[Data entries]
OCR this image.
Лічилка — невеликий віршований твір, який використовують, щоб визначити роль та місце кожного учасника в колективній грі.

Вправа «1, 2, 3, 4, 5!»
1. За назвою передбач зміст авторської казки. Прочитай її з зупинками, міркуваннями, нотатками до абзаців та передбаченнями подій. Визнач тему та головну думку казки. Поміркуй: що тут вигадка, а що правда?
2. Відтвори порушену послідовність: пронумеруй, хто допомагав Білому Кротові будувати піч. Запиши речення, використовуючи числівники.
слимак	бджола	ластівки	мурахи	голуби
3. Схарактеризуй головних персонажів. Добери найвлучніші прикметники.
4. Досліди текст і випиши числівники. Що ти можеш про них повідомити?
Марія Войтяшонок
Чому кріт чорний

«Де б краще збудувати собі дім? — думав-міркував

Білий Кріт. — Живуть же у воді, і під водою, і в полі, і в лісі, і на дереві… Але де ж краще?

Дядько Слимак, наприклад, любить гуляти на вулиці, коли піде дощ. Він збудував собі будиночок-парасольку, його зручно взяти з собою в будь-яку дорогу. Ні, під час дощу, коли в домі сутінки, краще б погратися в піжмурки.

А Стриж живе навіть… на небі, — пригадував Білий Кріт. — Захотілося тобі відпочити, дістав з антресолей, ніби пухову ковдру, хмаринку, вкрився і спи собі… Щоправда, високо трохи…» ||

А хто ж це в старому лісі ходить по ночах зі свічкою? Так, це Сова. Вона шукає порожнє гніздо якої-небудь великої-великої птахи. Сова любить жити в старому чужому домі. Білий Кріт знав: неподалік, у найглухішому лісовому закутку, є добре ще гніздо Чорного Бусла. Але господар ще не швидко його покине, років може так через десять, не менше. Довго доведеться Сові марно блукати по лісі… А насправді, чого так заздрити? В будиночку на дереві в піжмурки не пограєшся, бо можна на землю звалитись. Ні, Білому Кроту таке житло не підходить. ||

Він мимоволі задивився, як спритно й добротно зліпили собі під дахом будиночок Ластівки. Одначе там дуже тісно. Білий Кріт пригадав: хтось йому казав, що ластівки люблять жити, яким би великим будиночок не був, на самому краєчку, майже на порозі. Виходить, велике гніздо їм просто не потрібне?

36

* * *

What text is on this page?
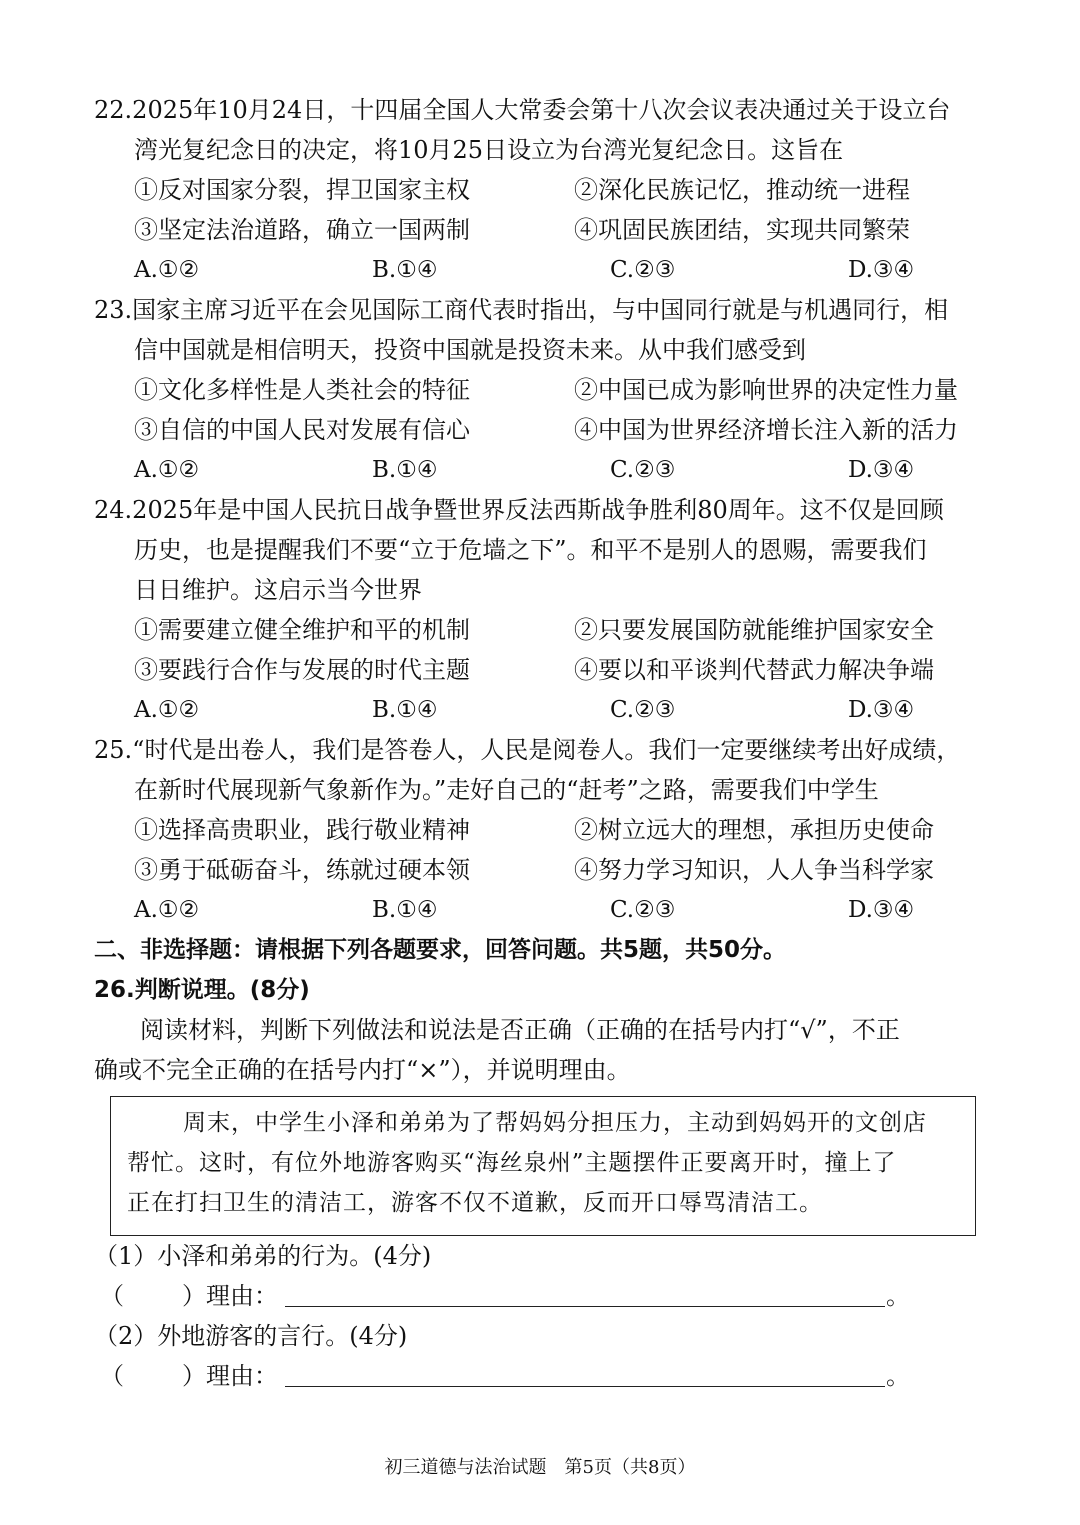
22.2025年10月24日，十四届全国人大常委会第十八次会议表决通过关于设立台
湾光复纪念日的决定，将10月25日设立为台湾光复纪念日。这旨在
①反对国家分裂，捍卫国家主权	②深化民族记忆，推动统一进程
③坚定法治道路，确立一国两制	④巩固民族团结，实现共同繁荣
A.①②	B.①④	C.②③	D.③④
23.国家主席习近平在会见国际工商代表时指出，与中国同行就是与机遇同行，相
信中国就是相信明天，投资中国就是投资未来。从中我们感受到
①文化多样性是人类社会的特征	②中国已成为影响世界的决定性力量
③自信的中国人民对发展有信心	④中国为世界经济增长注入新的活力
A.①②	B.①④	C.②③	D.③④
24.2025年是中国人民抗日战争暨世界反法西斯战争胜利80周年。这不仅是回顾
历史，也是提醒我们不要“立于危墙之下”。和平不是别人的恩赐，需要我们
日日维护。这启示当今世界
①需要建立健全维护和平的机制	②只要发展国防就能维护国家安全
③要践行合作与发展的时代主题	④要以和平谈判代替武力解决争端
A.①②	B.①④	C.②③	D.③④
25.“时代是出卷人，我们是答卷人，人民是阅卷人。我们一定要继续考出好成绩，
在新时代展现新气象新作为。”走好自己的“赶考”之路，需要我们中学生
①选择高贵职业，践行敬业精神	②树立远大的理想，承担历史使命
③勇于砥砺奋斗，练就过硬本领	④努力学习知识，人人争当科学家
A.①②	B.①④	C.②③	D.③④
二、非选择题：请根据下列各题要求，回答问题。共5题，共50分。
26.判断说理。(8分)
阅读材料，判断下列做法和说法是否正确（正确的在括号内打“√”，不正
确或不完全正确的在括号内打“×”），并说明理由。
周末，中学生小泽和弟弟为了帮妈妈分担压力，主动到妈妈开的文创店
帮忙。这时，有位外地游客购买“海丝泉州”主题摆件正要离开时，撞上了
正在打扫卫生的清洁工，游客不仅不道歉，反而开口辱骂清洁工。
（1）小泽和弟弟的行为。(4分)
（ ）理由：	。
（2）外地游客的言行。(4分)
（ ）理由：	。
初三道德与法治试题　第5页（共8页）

Written request:
In how many lines does the word "домі" appear? Respond with the number alone.

Exercise solution:
2